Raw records
▼

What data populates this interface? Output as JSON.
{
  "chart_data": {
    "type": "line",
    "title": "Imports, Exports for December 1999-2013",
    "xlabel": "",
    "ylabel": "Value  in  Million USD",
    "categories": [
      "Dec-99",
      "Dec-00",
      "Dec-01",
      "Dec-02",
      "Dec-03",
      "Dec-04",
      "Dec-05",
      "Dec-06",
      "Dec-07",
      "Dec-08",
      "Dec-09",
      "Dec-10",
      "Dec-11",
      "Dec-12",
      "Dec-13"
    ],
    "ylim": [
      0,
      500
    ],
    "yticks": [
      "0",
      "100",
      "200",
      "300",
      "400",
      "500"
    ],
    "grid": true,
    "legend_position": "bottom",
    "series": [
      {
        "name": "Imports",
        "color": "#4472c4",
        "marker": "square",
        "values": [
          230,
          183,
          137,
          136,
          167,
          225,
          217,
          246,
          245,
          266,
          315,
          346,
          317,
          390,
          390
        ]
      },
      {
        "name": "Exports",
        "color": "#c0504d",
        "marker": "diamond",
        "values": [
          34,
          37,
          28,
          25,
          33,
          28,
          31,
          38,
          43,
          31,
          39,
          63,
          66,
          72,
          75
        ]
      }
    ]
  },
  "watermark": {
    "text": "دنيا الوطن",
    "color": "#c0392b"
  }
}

▲

# WHAT YOU HAVE TO DO
Find the string "Imports" in the records, then copy each line where it occurs.

# EXERCISE SOLUTION
    "title": "Imports, Exports for December 1999-2013",
        "name": "Imports",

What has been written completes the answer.